====== Task input ======

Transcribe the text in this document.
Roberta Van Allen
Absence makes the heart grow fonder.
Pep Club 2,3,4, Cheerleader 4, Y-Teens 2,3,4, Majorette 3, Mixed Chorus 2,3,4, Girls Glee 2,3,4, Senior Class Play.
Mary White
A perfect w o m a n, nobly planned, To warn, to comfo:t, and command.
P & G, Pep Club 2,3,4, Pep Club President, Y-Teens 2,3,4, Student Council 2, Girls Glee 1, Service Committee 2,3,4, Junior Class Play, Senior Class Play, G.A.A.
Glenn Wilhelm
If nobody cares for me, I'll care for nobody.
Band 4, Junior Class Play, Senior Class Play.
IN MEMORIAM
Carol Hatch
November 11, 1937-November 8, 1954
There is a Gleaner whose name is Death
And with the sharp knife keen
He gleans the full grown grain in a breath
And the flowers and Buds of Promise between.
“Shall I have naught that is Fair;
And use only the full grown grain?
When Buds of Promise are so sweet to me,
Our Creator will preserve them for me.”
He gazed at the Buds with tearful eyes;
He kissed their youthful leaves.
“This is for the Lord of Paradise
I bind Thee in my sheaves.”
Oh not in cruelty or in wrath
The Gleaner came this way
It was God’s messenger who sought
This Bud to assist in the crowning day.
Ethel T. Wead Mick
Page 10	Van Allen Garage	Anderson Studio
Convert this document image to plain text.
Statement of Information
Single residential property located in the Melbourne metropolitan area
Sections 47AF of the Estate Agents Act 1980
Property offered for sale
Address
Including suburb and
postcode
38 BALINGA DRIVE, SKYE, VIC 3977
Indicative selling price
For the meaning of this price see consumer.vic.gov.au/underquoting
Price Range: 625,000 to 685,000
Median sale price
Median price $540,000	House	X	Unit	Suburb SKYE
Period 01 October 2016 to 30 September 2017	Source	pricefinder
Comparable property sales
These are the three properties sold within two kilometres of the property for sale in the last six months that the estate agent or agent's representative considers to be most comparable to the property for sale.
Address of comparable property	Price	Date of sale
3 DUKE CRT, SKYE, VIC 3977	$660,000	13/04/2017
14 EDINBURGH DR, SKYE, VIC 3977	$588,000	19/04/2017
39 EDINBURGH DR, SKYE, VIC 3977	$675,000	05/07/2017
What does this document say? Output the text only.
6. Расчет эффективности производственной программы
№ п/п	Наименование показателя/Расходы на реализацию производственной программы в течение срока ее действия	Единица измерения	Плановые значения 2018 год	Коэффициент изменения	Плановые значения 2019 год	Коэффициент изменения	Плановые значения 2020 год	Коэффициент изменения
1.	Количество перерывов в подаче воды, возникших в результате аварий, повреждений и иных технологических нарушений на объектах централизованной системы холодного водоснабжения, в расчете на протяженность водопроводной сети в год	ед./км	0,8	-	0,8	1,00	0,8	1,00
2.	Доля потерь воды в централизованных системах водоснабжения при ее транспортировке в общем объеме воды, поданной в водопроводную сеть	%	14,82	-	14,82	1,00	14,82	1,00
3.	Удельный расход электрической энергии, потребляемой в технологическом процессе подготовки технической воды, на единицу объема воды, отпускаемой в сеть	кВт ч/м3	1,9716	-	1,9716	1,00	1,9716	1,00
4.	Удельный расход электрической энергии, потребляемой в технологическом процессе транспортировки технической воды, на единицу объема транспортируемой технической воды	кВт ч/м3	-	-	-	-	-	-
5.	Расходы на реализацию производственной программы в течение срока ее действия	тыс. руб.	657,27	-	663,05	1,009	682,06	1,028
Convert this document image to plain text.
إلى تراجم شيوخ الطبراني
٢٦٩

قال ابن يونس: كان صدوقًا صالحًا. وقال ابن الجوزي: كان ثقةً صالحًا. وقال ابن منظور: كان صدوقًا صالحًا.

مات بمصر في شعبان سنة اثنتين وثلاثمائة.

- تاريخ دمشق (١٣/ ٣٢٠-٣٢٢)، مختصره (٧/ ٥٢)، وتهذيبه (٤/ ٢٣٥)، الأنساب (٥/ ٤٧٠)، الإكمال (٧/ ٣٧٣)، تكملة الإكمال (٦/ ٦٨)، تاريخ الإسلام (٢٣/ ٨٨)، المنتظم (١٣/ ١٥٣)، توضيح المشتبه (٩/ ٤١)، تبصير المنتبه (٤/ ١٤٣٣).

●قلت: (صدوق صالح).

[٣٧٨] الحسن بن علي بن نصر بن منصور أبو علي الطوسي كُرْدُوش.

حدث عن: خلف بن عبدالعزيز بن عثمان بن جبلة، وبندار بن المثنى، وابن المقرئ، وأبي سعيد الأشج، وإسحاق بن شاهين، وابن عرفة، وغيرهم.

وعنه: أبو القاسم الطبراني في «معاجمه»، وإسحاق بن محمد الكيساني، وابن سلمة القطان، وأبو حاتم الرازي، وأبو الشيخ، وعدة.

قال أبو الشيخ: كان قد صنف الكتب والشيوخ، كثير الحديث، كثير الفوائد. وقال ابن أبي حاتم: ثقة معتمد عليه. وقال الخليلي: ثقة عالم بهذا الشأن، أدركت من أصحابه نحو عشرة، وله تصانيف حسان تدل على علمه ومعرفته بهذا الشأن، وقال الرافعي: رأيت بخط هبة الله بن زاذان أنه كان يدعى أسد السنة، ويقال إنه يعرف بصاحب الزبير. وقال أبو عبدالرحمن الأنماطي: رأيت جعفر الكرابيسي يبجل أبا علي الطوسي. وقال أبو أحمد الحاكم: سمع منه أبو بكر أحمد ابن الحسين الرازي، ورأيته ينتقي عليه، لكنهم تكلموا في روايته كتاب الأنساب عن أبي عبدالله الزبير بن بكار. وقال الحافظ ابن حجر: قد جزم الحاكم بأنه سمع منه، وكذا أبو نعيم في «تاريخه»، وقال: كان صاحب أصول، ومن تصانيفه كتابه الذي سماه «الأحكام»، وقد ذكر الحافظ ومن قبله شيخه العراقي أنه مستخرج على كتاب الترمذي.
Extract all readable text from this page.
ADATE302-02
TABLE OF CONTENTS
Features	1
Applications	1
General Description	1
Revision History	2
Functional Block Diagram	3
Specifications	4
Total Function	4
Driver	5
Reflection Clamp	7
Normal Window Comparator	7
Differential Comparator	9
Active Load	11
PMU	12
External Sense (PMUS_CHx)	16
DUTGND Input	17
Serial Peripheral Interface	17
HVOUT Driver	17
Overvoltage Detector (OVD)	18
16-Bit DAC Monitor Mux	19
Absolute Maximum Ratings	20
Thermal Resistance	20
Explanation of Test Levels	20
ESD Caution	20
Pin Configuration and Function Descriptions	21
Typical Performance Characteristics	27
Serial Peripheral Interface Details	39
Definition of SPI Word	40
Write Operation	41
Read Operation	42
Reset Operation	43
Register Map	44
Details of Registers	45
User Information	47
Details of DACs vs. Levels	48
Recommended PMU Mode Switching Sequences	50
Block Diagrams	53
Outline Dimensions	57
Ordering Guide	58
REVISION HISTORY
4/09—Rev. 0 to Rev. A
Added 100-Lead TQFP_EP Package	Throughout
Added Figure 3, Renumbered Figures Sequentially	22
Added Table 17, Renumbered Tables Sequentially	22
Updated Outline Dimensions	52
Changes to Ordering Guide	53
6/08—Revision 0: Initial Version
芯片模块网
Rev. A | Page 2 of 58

======

§ Set exercise
Produce a verbatim transcription of the entries above.

§ Completed task
Transcribe the text in this document.
Roberta Van Allen
Absence makes the heart grow fonder.
Pep Club 2,3,4, Cheerleader 4, Y-Teens 2,3,4, Majorette 3, Mixed Chorus 2,3,4, Girls Glee 2,3,4, Senior Class Play.
Mary White
A perfect w o m a n, nobly planned, To warn, to comfo:t, and command.
P & G, Pep Club 2,3,4, Pep Club President, Y-Teens 2,3,4, Student Council 2, Girls Glee 1, Service Committee 2,3,4, Junior Class Play, Senior Class Play, G.A.A.
Glenn Wilhelm
If nobody cares for me, I'll care for nobody.
Band 4, Junior Class Play, Senior Class Play.
IN MEMORIAM
Carol Hatch
November 11, 1937-November 8, 1954
There is a Gleaner whose name is Death
And with the sharp knife keen
He gleans the full grown grain in a breath
And the flowers and Buds of Promise between.
“Shall I have naught that is Fair;
And use only the full grown grain?
When Buds of Promise are so sweet to me,
Our Creator will preserve them for me.”
He gazed at the Buds with tearful eyes;
He kissed their youthful leaves.
“This is for the Lord of Paradise
I bind Thee in my sheaves.”
Oh not in cruelty or in wrath
The Gleaner came this way
It was God’s messenger who sought
This Bud to assist in the crowning day.
Ethel T. Wead Mick
Page 10	Van Allen Garage	Anderson Studio
Convert this document image to plain text.
Statement of Information
Single residential property located in the Melbourne metropolitan area
Sections 47AF of the Estate Agents Act 1980
Property offered for sale
Address
Including suburb and
postcode
38 BALINGA DRIVE, SKYE, VIC 3977
Indicative selling price
For the meaning of this price see consumer.vic.gov.au/underquoting
Price Range: 625,000 to 685,000
Median sale price
Median price $540,000	House	X	Unit	Suburb SKYE
Period 01 October 2016 to 30 September 2017	Source	pricefinder
Comparable property sales
These are the three properties sold within two kilometres of the property for sale in the last six months that the estate agent or agent's representative considers to be most comparable to the property for sale.
Address of comparable property	Price	Date of sale
3 DUKE CRT, SKYE, VIC 3977	$660,000	13/04/2017
14 EDINBURGH DR, SKYE, VIC 3977	$588,000	19/04/2017
39 EDINBURGH DR, SKYE, VIC 3977	$675,000	05/07/2017
What does this document say? Output the text only.
6. Расчет эффективности производственной программы
№ п/п	Наименование показателя/Расходы на реализацию производственной программы в течение срока ее действия	Единица измерения	Плановые значения 2018 год	Коэффициент изменения	Плановые значения 2019 год	Коэффициент изменения	Плановые значения 2020 год	Коэффициент изменения
1.	Количество перерывов в подаче воды, возникших в результате аварий, повреждений и иных технологических нарушений на объектах централизованной системы холодного водоснабжения, в расчете на протяженность водопроводной сети в год	ед./км	0,8	-	0,8	1,00	0,8	1,00
2.	Доля потерь воды в централизованных системах водоснабжения при ее транспортировке в общем объеме воды, поданной в водопроводную сеть	%	14,82	-	14,82	1,00	14,82	1,00
3.	Удельный расход электрической энергии, потребляемой в технологическом процессе подготовки технической воды, на единицу объема воды, отпускаемой в сеть	кВт ч/м3	1,9716	-	1,9716	1,00	1,9716	1,00
4.	Удельный расход электрической энергии, потребляемой в технологическом процессе транспортировки технической воды, на единицу объема транспортируемой технической воды	кВт ч/м3	-	-	-	-	-	-
5.	Расходы на реализацию производственной программы в течение срока ее действия	тыс. руб.	657,27	-	663,05	1,009	682,06	1,028
Convert this document image to plain text.
إلى تراجم شيوخ الطبراني
٢٦٩

قال ابن يونس: كان صدوقًا صالحًا. وقال ابن الجوزي: كان ثقةً صالحًا. وقال ابن منظور: كان صدوقًا صالحًا.

مات بمصر في شعبان سنة اثنتين وثلاثمائة.

- تاريخ دمشق (١٣/ ٣٢٠-٣٢٢)، مختصره (٧/ ٥٢)، وتهذيبه (٤/ ٢٣٥)، الأنساب (٥/ ٤٧٠)، الإكمال (٧/ ٣٧٣)، تكملة الإكمال (٦/ ٦٨)، تاريخ الإسلام (٢٣/ ٨٨)، المنتظم (١٣/ ١٥٣)، توضيح المشتبه (٩/ ٤١)، تبصير المنتبه (٤/ ١٤٣٣).

●قلت: (صدوق صالح).

[٣٧٨] الحسن بن علي بن نصر بن منصور أبو علي الطوسي كُرْدُوش.

حدث عن: خلف بن عبدالعزيز بن عثمان بن جبلة، وبندار بن المثنى، وابن المقرئ، وأبي سعيد الأشج، وإسحاق بن شاهين، وابن عرفة، وغيرهم.

وعنه: أبو القاسم الطبراني في «معاجمه»، وإسحاق بن محمد الكيساني، وابن سلمة القطان، وأبو حاتم الرازي، وأبو الشيخ، وعدة.

قال أبو الشيخ: كان قد صنف الكتب والشيوخ، كثير الحديث، كثير الفوائد. وقال ابن أبي حاتم: ثقة معتمد عليه. وقال الخليلي: ثقة عالم بهذا الشأن، أدركت من أصحابه نحو عشرة، وله تصانيف حسان تدل على علمه ومعرفته بهذا الشأن، وقال الرافعي: رأيت بخط هبة الله بن زاذان أنه كان يدعى أسد السنة، ويقال إنه يعرف بصاحب الزبير. وقال أبو عبدالرحمن الأنماطي: رأيت جعفر الكرابيسي يبجل أبا علي الطوسي. وقال أبو أحمد الحاكم: سمع منه أبو بكر أحمد ابن الحسين الرازي، ورأيته ينتقي عليه، لكنهم تكلموا في روايته كتاب الأنساب عن أبي عبدالله الزبير بن بكار. وقال الحافظ ابن حجر: قد جزم الحاكم بأنه سمع منه، وكذا أبو نعيم في «تاريخه»، وقال: كان صاحب أصول، ومن تصانيفه كتابه الذي سماه «الأحكام»، وقد ذكر الحافظ ومن قبله شيخه العراقي أنه مستخرج على كتاب الترمذي.
Extract all readable text from this page.
ADATE302-02
TABLE OF CONTENTS
Features	1
Applications	1
General Description	1
Revision History	2
Functional Block Diagram	3
Specifications	4
Total Function	4
Driver	5
Reflection Clamp	7
Normal Window Comparator	7
Differential Comparator	9
Active Load	11
PMU	12
External Sense (PMUS_CHx)	16
DUTGND Input	17
Serial Peripheral Interface	17
HVOUT Driver	17
Overvoltage Detector (OVD)	18
16-Bit DAC Monitor Mux	19
Absolute Maximum Ratings	20
Thermal Resistance	20
Explanation of Test Levels	20
ESD Caution	20
Pin Configuration and Function Descriptions	21
Typical Performance Characteristics	27
Serial Peripheral Interface Details	39
Definition of SPI Word	40
Write Operation	41
Read Operation	42
Reset Operation	43
Register Map	44
Details of Registers	45
User Information	47
Details of DACs vs. Levels	48
Recommended PMU Mode Switching Sequences	50
Block Diagrams	53
Outline Dimensions	57
Ordering Guide	58
REVISION HISTORY
4/09—Rev. 0 to Rev. A
Added 100-Lead TQFP_EP Package	Throughout
Added Figure 3, Renumbered Figures Sequentially	22
Added Table 17, Renumbered Tables Sequentially	22
Updated Outline Dimensions	52
Changes to Ordering Guide	53
6/08—Revision 0: Initial Version
芯片模块网
Rev. A | Page 2 of 58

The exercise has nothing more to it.